[Dataset items]
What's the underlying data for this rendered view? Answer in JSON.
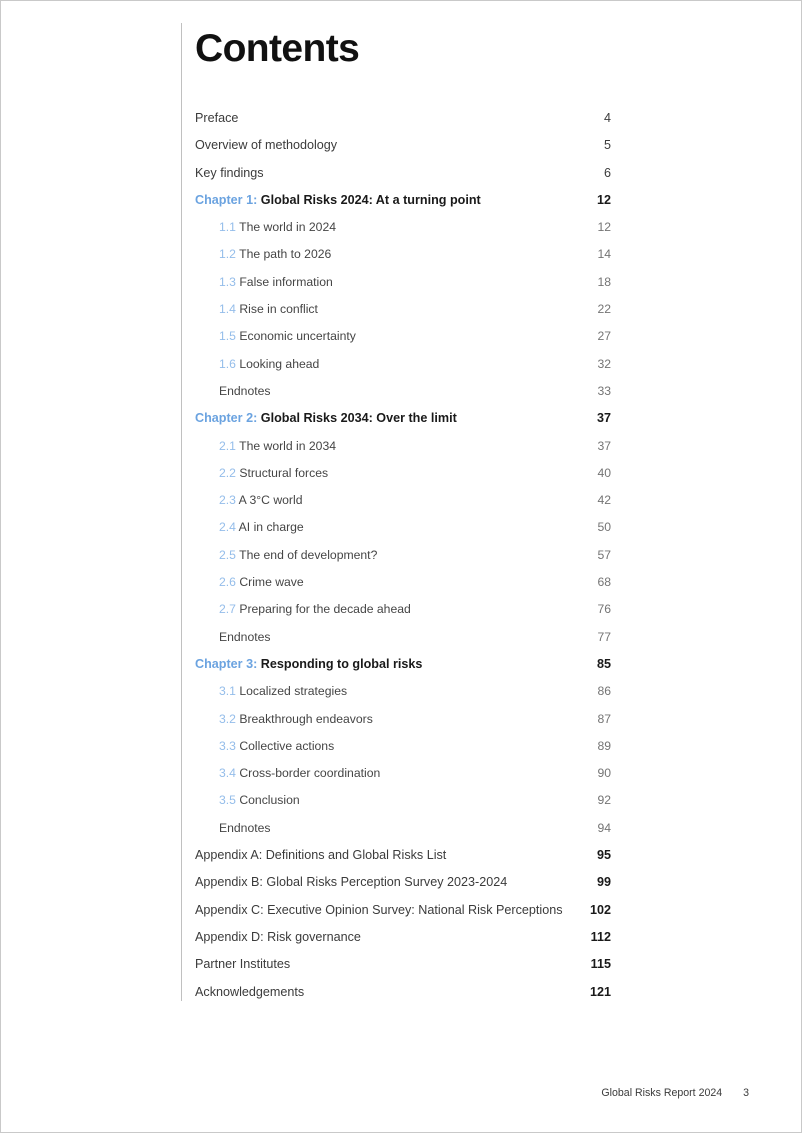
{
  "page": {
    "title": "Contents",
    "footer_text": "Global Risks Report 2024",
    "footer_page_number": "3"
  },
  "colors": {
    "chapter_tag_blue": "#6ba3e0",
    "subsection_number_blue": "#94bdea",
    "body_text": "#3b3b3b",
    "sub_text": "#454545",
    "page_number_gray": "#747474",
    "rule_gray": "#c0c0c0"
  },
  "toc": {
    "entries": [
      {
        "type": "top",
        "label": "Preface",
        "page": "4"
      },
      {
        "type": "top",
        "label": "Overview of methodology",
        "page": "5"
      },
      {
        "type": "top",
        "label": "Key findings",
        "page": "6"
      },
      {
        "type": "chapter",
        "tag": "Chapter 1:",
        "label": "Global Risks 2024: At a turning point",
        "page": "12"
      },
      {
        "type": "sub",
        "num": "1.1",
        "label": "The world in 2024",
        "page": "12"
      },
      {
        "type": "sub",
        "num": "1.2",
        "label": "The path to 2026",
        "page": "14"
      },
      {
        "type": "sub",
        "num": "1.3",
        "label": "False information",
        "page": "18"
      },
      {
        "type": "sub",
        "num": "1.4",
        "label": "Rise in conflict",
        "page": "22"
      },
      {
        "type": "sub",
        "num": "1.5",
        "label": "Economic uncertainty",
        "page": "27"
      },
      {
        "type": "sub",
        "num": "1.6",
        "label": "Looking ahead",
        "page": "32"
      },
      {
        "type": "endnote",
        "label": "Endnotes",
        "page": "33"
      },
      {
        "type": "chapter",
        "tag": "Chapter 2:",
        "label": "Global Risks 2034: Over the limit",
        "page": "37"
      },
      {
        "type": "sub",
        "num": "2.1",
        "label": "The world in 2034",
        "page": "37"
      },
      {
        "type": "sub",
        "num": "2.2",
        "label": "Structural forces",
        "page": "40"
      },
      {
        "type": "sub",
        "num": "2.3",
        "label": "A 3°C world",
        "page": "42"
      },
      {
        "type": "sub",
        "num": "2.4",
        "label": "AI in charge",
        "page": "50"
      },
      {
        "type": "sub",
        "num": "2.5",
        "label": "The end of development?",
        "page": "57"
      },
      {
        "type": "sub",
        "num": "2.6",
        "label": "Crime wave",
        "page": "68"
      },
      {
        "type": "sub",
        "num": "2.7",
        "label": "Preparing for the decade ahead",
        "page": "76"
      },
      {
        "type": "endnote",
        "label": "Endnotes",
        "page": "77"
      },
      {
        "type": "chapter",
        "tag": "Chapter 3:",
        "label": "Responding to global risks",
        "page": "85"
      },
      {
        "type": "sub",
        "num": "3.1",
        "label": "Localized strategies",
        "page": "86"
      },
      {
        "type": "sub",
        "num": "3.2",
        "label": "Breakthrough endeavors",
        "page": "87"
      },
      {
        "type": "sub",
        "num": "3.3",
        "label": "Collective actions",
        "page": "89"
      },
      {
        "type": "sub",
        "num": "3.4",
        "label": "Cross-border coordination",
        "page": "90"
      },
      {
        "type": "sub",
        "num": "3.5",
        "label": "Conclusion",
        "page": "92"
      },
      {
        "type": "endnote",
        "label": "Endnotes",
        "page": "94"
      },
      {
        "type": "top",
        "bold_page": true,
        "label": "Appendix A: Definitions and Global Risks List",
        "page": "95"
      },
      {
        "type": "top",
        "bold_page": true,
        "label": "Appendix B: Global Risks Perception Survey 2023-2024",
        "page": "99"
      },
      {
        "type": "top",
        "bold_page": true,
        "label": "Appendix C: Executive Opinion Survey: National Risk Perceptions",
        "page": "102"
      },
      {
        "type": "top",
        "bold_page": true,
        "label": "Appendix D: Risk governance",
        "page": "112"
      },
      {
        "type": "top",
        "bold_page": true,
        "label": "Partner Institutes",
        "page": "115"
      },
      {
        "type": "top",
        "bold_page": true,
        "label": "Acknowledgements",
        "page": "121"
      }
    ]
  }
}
---
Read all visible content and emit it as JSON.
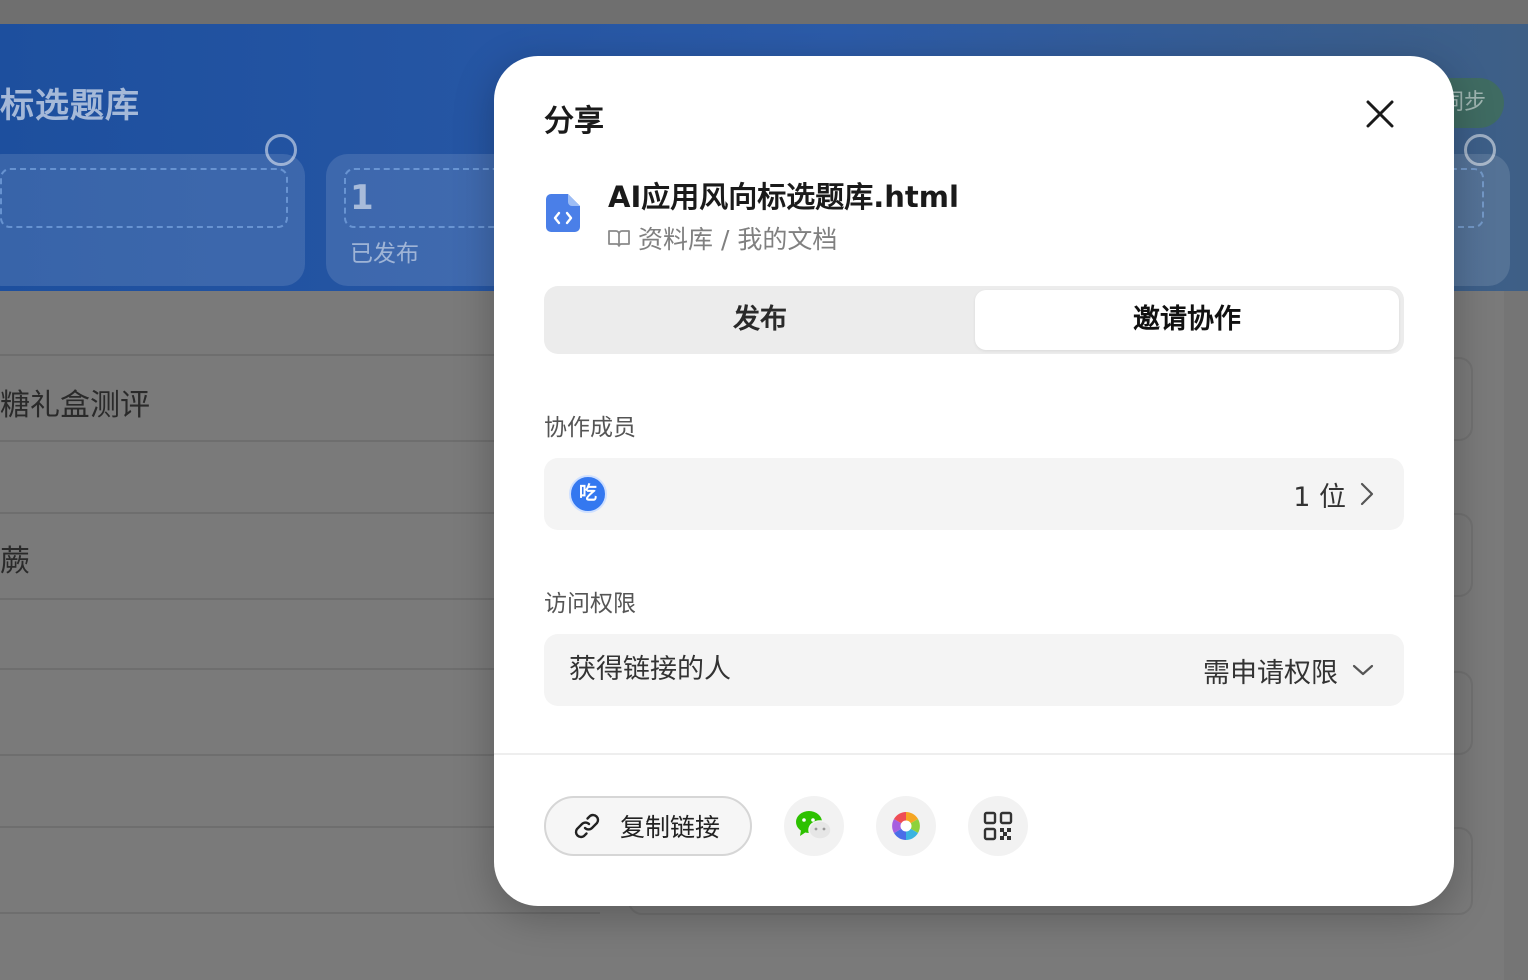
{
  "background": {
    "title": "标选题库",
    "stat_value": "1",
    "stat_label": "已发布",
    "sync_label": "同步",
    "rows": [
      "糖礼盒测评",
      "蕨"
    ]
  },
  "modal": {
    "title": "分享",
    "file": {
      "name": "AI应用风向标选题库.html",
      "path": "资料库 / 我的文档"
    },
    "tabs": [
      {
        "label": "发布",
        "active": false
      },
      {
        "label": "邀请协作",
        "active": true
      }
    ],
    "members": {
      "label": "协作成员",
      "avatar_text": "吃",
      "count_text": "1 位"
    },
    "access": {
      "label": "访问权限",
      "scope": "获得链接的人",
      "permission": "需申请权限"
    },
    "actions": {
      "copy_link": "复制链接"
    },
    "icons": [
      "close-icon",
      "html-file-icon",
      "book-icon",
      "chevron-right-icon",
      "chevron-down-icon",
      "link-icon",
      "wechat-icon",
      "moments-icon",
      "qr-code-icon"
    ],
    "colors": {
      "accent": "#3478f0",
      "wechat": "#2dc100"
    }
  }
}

__AIM OF THE TASK__: Give the number of lines in the material above that have the word "Survey" in them, and nothing more.

__RESPONSE__: 2